====== DATASET ROWS ======

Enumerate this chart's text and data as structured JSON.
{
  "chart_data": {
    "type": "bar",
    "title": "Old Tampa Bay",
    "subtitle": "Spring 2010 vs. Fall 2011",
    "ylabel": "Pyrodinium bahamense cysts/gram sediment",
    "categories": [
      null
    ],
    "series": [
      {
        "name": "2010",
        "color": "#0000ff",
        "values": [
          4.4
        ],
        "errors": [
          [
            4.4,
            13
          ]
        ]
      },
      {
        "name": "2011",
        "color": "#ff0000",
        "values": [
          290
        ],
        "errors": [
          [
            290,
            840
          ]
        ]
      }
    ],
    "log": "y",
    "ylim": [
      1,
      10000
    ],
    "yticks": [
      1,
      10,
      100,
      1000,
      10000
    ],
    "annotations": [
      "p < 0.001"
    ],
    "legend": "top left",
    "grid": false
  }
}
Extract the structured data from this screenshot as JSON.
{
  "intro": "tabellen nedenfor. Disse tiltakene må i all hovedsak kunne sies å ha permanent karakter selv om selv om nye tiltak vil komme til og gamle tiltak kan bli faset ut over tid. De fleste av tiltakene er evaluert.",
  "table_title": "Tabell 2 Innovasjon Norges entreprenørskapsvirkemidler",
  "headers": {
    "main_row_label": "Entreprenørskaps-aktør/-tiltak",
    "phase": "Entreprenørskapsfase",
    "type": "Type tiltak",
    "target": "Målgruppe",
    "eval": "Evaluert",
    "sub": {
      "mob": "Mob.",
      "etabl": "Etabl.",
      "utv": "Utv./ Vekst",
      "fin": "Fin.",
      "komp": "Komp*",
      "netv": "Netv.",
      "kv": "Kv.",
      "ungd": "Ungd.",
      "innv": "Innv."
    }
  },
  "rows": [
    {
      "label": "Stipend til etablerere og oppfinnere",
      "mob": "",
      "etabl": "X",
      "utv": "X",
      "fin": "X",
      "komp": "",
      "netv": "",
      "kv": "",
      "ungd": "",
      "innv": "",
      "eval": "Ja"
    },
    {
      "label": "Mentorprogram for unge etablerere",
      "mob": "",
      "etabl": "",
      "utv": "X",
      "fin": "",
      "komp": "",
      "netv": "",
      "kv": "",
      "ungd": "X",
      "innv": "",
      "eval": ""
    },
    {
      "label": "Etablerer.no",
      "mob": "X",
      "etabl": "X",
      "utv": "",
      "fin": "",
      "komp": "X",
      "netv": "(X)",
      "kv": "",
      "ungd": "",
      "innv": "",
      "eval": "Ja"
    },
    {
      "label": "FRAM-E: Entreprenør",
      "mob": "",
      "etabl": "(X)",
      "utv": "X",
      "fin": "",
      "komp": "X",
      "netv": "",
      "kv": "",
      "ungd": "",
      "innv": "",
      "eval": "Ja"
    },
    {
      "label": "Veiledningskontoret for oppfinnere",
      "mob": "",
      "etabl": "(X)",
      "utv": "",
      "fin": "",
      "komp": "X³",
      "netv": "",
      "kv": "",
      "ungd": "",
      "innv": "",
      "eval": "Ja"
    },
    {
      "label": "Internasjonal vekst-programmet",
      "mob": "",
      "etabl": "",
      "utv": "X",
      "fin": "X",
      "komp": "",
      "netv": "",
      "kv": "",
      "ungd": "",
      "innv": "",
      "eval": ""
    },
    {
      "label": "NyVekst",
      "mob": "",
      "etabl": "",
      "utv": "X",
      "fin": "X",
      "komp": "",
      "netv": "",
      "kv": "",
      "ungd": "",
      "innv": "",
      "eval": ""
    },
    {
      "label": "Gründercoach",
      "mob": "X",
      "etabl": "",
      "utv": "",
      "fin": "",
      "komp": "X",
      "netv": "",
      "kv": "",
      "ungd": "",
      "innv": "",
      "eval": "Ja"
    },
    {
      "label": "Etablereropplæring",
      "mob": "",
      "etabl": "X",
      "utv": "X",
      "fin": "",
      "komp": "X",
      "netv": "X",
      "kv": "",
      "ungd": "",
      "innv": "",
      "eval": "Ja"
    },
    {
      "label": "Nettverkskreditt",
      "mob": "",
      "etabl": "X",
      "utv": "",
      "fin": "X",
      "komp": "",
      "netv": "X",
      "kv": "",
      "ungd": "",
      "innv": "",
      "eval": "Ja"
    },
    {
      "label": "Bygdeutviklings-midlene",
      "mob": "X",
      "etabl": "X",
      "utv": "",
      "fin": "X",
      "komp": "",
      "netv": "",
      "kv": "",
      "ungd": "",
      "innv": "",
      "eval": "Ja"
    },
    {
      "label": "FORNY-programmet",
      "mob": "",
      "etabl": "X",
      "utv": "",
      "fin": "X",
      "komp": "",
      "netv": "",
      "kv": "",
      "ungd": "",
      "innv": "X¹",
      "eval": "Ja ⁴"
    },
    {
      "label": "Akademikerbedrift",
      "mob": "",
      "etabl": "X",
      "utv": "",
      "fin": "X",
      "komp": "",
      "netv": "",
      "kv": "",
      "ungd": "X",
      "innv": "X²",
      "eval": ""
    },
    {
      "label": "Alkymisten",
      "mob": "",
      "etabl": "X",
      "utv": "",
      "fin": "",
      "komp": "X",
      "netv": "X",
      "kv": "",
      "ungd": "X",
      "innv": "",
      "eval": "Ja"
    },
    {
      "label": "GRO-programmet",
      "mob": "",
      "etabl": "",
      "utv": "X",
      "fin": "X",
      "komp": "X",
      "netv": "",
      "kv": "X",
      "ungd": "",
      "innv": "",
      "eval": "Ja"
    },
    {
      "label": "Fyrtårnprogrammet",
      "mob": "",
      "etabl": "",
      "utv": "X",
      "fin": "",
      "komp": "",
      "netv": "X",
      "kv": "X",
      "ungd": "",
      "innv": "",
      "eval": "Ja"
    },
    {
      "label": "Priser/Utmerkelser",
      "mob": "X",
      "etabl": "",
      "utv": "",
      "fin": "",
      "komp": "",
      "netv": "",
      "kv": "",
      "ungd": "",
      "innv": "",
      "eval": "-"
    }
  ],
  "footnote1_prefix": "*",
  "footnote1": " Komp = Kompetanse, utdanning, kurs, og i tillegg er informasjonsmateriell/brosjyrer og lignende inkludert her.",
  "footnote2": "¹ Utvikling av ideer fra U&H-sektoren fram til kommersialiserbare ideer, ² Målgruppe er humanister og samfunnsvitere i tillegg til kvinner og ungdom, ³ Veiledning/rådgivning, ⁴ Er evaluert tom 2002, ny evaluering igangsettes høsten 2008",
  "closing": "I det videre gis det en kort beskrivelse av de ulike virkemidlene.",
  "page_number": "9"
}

======

The full set of records should be duplicated exactly.

Enumerate this chart's text and data as structured JSON.
{
  "chart_data": {
    "type": "bar",
    "title": "Old Tampa Bay",
    "subtitle": "Spring 2010 vs. Fall 2011",
    "ylabel": "Pyrodinium bahamense cysts/gram sediment",
    "categories": [
      null
    ],
    "series": [
      {
        "name": "2010",
        "color": "#0000ff",
        "values": [
          4.4
        ],
        "errors": [
          [
            4.4,
            13
          ]
        ]
      },
      {
        "name": "2011",
        "color": "#ff0000",
        "values": [
          290
        ],
        "errors": [
          [
            290,
            840
          ]
        ]
      }
    ],
    "log": "y",
    "ylim": [
      1,
      10000
    ],
    "yticks": [
      1,
      10,
      100,
      1000,
      10000
    ],
    "annotations": [
      "p < 0.001"
    ],
    "legend": "top left",
    "grid": false
  }
}
Extract the structured data from this screenshot as JSON.
{
  "intro": "tabellen nedenfor. Disse tiltakene må i all hovedsak kunne sies å ha permanent karakter selv om selv om nye tiltak vil komme til og gamle tiltak kan bli faset ut over tid. De fleste av tiltakene er evaluert.",
  "table_title": "Tabell 2 Innovasjon Norges entreprenørskapsvirkemidler",
  "headers": {
    "main_row_label": "Entreprenørskaps-aktør/-tiltak",
    "phase": "Entreprenørskapsfase",
    "type": "Type tiltak",
    "target": "Målgruppe",
    "eval": "Evaluert",
    "sub": {
      "mob": "Mob.",
      "etabl": "Etabl.",
      "utv": "Utv./ Vekst",
      "fin": "Fin.",
      "komp": "Komp*",
      "netv": "Netv.",
      "kv": "Kv.",
      "ungd": "Ungd.",
      "innv": "Innv."
    }
  },
  "rows": [
    {
      "label": "Stipend til etablerere og oppfinnere",
      "mob": "",
      "etabl": "X",
      "utv": "X",
      "fin": "X",
      "komp": "",
      "netv": "",
      "kv": "",
      "ungd": "",
      "innv": "",
      "eval": "Ja"
    },
    {
      "label": "Mentorprogram for unge etablerere",
      "mob": "",
      "etabl": "",
      "utv": "X",
      "fin": "",
      "komp": "",
      "netv": "",
      "kv": "",
      "ungd": "X",
      "innv": "",
      "eval": ""
    },
    {
      "label": "Etablerer.no",
      "mob": "X",
      "etabl": "X",
      "utv": "",
      "fin": "",
      "komp": "X",
      "netv": "(X)",
      "kv": "",
      "ungd": "",
      "innv": "",
      "eval": "Ja"
    },
    {
      "label": "FRAM-E: Entreprenør",
      "mob": "",
      "etabl": "(X)",
      "utv": "X",
      "fin": "",
      "komp": "X",
      "netv": "",
      "kv": "",
      "ungd": "",
      "innv": "",
      "eval": "Ja"
    },
    {
      "label": "Veiledningskontoret for oppfinnere",
      "mob": "",
      "etabl": "(X)",
      "utv": "",
      "fin": "",
      "komp": "X³",
      "netv": "",
      "kv": "",
      "ungd": "",
      "innv": "",
      "eval": "Ja"
    },
    {
      "label": "Internasjonal vekst-programmet",
      "mob": "",
      "etabl": "",
      "utv": "X",
      "fin": "X",
      "komp": "",
      "netv": "",
      "kv": "",
      "ungd": "",
      "innv": "",
      "eval": ""
    },
    {
      "label": "NyVekst",
      "mob": "",
      "etabl": "",
      "utv": "X",
      "fin": "X",
      "komp": "",
      "netv": "",
      "kv": "",
      "ungd": "",
      "innv": "",
      "eval": ""
    },
    {
      "label": "Gründercoach",
      "mob": "X",
      "etabl": "",
      "utv": "",
      "fin": "",
      "komp": "X",
      "netv": "",
      "kv": "",
      "ungd": "",
      "innv": "",
      "eval": "Ja"
    },
    {
      "label": "Etablereropplæring",
      "mob": "",
      "etabl": "X",
      "utv": "X",
      "fin": "",
      "komp": "X",
      "netv": "X",
      "kv": "",
      "ungd": "",
      "innv": "",
      "eval": "Ja"
    },
    {
      "label": "Nettverkskreditt",
      "mob": "",
      "etabl": "X",
      "utv": "",
      "fin": "X",
      "komp": "",
      "netv": "X",
      "kv": "",
      "ungd": "",
      "innv": "",
      "eval": "Ja"
    },
    {
      "label": "Bygdeutviklings-midlene",
      "mob": "X",
      "etabl": "X",
      "utv": "",
      "fin": "X",
      "komp": "",
      "netv": "",
      "kv": "",
      "ungd": "",
      "innv": "",
      "eval": "Ja"
    },
    {
      "label": "FORNY-programmet",
      "mob": "",
      "etabl": "X",
      "utv": "",
      "fin": "X",
      "komp": "",
      "netv": "",
      "kv": "",
      "ungd": "",
      "innv": "X¹",
      "eval": "Ja ⁴"
    },
    {
      "label": "Akademikerbedrift",
      "mob": "",
      "etabl": "X",
      "utv": "",
      "fin": "X",
      "komp": "",
      "netv": "",
      "kv": "",
      "ungd": "X",
      "innv": "X²",
      "eval": ""
    },
    {
      "label": "Alkymisten",
      "mob": "",
      "etabl": "X",
      "utv": "",
      "fin": "",
      "komp": "X",
      "netv": "X",
      "kv": "",
      "ungd": "X",
      "innv": "",
      "eval": "Ja"
    },
    {
      "label": "GRO-programmet",
      "mob": "",
      "etabl": "",
      "utv": "X",
      "fin": "X",
      "komp": "X",
      "netv": "",
      "kv": "X",
      "ungd": "",
      "innv": "",
      "eval": "Ja"
    },
    {
      "label": "Fyrtårnprogrammet",
      "mob": "",
      "etabl": "",
      "utv": "X",
      "fin": "",
      "komp": "",
      "netv": "X",
      "kv": "X",
      "ungd": "",
      "innv": "",
      "eval": "Ja"
    },
    {
      "label": "Priser/Utmerkelser",
      "mob": "X",
      "etabl": "",
      "utv": "",
      "fin": "",
      "komp": "",
      "netv": "",
      "kv": "",
      "ungd": "",
      "innv": "",
      "eval": "-"
    }
  ],
  "footnote1_prefix": "*",
  "footnote1": " Komp = Kompetanse, utdanning, kurs, og i tillegg er informasjonsmateriell/brosjyrer og lignende inkludert her.",
  "footnote2": "¹ Utvikling av ideer fra U&H-sektoren fram til kommersialiserbare ideer, ² Målgruppe er humanister og samfunnsvitere i tillegg til kvinner og ungdom, ³ Veiledning/rådgivning, ⁴ Er evaluert tom 2002, ny evaluering igangsettes høsten 2008",
  "closing": "I det videre gis det en kort beskrivelse av de ulike virkemidlene.",
  "page_number": "9"
}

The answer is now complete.